* Exercise aim *
From the entries that follow, pick out all lines holding "screenshot".

Stored data
===
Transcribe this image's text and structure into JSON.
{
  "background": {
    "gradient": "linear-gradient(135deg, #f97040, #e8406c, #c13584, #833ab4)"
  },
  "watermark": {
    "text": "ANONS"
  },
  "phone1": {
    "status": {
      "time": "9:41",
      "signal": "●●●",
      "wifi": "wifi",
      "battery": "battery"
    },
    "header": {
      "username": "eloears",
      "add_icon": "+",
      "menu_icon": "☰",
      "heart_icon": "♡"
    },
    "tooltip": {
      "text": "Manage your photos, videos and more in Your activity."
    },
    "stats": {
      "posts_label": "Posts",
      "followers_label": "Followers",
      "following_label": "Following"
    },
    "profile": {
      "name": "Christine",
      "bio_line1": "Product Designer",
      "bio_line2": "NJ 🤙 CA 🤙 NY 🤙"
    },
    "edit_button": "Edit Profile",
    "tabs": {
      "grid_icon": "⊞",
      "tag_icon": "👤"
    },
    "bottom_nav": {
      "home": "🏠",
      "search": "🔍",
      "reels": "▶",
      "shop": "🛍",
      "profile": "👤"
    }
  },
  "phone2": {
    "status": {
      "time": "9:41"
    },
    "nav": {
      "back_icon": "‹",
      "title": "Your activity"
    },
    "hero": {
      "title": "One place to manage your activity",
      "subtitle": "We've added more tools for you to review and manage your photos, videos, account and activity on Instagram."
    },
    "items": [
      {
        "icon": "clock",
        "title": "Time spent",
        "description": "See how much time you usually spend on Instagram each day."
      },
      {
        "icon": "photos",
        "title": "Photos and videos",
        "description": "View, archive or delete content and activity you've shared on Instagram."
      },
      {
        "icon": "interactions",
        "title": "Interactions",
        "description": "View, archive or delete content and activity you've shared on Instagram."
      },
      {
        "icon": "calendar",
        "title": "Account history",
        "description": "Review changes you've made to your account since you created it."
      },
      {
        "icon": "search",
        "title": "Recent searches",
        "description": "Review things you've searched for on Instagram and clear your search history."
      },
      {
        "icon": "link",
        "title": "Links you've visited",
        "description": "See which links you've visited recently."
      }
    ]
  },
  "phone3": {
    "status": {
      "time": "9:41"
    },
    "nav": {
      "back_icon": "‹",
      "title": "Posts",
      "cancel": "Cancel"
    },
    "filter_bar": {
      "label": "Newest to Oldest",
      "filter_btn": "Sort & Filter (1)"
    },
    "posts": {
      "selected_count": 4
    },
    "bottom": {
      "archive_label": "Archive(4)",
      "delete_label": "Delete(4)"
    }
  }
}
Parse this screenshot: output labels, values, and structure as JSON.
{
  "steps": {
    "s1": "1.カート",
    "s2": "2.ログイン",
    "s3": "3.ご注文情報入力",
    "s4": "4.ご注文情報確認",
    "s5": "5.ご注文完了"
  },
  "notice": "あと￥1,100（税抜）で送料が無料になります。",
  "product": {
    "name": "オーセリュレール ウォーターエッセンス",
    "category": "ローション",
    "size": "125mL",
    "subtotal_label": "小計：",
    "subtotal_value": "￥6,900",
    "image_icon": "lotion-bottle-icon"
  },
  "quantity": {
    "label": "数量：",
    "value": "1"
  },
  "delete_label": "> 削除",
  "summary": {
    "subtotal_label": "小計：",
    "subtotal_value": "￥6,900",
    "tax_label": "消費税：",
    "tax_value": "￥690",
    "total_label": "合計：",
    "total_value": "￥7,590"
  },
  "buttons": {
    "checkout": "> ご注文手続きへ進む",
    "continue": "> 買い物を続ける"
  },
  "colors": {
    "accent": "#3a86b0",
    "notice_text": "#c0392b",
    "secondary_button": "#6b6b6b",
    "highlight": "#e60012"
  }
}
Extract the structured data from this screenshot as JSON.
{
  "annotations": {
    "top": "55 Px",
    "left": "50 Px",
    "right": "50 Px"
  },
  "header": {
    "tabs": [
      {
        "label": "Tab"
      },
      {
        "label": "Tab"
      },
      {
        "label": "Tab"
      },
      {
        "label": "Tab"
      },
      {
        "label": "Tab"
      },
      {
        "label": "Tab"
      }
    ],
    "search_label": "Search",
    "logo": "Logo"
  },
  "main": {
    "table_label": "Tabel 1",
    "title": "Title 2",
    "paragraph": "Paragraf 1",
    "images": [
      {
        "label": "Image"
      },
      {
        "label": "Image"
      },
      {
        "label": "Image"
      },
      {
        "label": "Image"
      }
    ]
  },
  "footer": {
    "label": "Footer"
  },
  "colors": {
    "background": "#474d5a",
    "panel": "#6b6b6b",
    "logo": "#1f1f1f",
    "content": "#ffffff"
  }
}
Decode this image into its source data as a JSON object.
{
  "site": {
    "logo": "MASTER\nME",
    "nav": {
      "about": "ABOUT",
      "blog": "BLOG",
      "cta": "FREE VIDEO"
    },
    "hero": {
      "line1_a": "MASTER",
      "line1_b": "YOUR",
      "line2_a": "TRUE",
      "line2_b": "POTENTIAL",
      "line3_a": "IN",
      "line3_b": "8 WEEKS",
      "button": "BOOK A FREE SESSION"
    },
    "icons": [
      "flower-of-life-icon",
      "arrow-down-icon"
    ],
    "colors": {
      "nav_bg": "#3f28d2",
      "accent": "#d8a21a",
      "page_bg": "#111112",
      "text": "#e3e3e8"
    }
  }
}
===
* Response *
Parse this screenshot: output labels, values, and structure as JSON.
Extract the structured data from this screenshot as JSON.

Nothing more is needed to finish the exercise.